(Data entries)

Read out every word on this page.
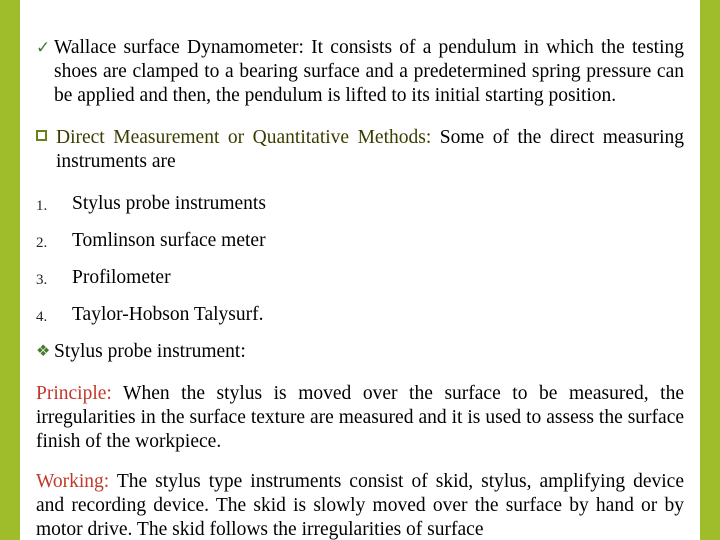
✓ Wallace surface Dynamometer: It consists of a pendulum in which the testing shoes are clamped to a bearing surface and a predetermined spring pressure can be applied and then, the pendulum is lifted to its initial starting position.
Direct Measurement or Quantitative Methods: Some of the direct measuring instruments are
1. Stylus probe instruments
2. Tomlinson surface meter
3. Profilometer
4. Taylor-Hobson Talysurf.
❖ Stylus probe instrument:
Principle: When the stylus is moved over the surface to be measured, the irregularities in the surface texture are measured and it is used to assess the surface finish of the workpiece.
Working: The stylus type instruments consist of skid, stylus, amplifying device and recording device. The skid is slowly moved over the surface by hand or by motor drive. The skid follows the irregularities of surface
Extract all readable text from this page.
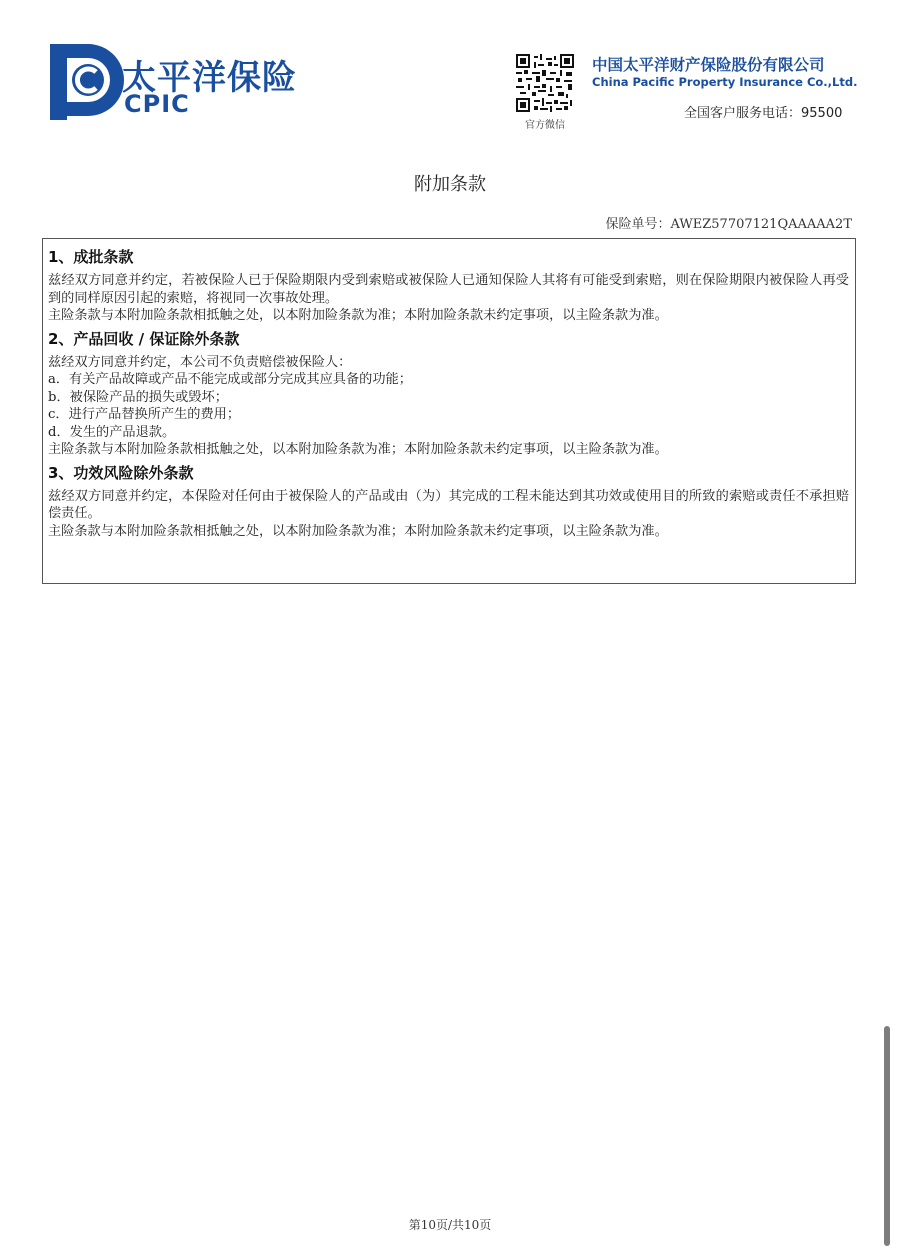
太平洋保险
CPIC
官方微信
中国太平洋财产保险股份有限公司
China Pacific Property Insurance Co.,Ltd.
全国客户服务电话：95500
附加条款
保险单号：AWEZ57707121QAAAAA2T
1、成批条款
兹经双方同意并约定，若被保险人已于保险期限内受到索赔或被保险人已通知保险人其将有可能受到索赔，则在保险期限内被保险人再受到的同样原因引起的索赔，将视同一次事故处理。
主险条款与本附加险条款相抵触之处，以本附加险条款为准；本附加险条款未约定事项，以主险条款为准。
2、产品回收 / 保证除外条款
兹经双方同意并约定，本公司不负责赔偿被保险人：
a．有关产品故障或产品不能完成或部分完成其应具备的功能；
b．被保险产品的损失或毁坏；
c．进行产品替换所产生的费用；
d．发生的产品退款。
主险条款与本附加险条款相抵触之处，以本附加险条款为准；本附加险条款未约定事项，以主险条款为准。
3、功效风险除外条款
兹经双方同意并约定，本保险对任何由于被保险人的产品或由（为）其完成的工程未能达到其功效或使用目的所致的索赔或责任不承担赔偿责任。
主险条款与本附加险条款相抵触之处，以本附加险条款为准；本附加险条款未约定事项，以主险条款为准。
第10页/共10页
==
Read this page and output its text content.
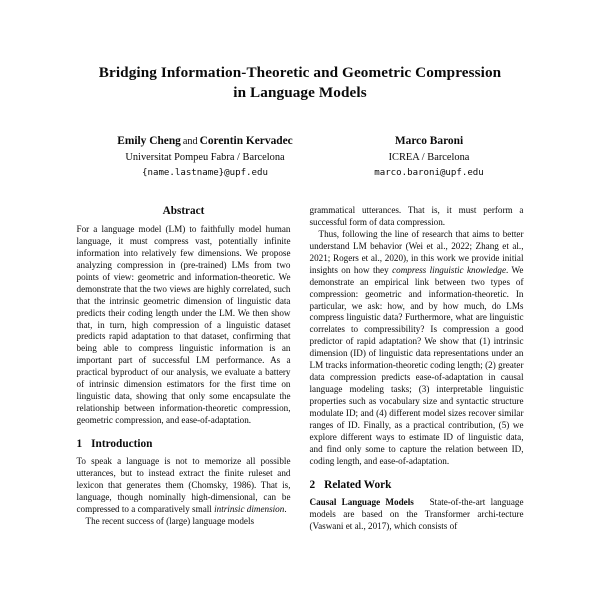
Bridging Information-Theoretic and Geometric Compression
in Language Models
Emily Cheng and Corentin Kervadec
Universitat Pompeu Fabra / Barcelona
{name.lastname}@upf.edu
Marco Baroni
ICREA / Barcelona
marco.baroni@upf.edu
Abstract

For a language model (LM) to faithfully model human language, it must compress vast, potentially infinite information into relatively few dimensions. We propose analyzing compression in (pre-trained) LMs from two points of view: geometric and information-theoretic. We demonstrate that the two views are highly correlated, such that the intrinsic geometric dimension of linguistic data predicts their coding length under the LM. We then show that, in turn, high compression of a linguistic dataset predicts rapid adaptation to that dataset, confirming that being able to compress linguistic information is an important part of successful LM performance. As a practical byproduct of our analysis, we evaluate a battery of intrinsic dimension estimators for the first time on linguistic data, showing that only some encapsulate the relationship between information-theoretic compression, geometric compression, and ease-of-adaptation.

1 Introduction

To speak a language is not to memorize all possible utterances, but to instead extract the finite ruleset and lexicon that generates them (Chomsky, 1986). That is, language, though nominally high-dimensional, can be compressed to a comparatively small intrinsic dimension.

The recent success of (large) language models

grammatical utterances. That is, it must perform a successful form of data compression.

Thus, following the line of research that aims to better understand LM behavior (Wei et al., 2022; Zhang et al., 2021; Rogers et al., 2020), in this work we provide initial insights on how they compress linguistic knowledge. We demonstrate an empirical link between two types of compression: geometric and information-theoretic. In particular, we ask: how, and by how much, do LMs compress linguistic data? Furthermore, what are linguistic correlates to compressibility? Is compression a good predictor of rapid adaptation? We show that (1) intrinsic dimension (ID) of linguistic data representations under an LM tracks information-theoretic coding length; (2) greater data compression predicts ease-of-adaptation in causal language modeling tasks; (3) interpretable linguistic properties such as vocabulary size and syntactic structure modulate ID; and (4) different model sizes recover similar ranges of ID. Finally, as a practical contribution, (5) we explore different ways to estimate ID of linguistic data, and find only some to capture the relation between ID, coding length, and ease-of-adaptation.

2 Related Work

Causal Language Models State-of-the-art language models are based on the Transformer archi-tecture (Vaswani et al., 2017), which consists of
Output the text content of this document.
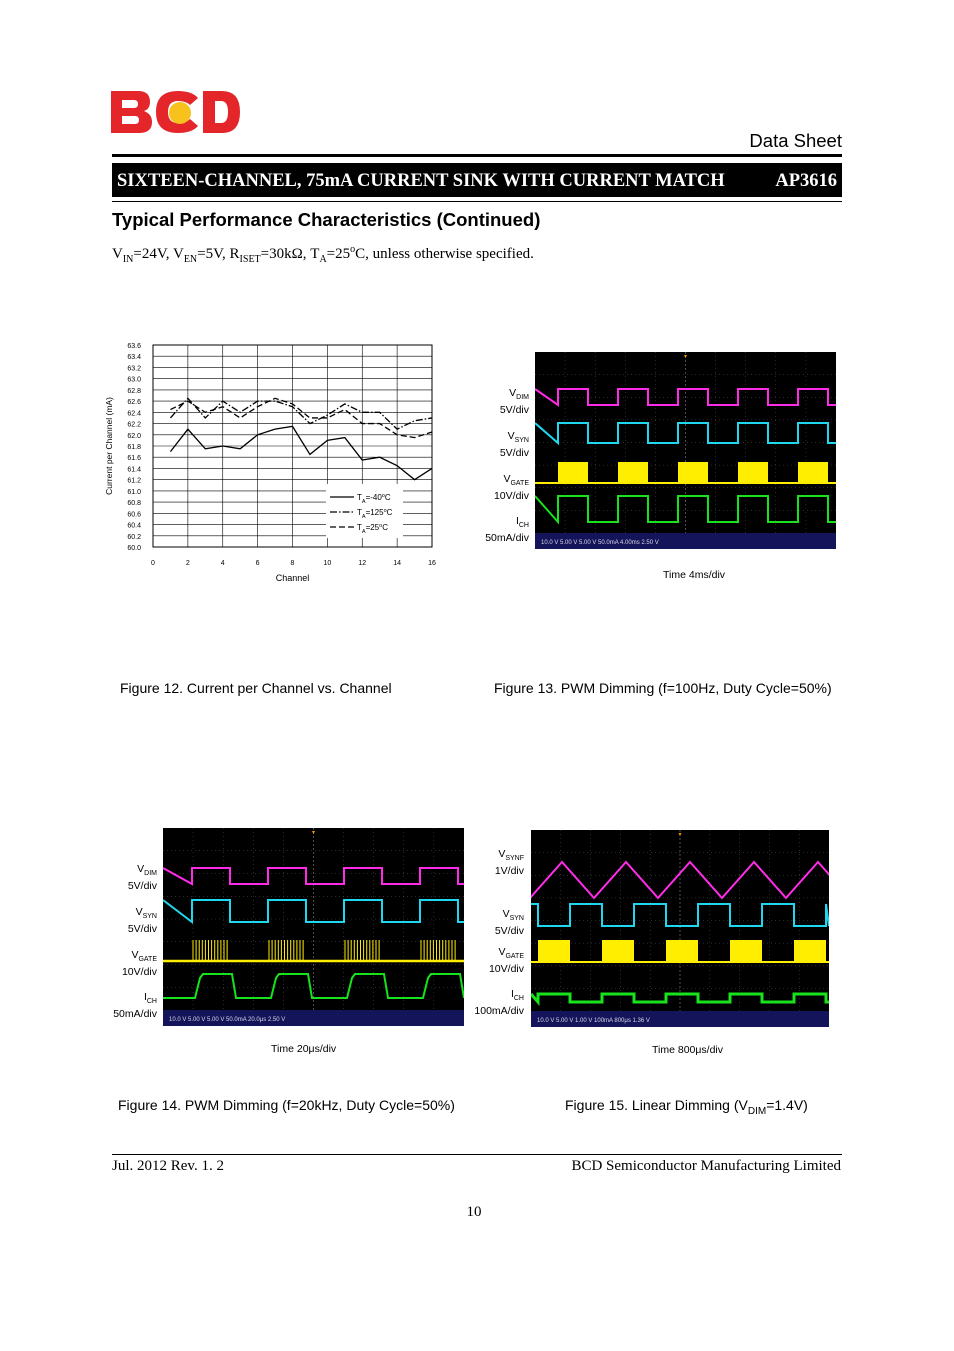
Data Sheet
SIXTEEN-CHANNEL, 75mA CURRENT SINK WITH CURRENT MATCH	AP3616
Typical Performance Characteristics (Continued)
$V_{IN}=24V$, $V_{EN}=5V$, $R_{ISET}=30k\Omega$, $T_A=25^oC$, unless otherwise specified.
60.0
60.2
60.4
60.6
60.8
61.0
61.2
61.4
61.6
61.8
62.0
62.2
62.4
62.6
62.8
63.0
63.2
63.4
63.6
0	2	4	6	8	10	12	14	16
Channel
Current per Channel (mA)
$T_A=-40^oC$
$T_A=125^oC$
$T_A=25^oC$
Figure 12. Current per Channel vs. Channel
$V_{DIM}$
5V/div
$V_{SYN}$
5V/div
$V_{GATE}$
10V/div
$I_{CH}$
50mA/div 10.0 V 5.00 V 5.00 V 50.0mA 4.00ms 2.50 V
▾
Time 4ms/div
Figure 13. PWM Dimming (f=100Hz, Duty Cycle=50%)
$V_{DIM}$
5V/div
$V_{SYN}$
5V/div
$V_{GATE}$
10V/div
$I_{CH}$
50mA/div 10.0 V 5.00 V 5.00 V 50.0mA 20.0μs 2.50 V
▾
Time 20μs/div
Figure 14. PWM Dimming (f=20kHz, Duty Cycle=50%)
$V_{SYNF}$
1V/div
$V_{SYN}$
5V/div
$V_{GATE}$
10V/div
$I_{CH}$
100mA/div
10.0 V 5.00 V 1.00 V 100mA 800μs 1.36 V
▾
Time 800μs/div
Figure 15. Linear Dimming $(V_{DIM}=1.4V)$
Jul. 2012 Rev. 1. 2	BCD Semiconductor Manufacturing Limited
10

## Stated task
Count the lines in the entries that hold the word "adaptation", and give nothing but the total.

## The output
2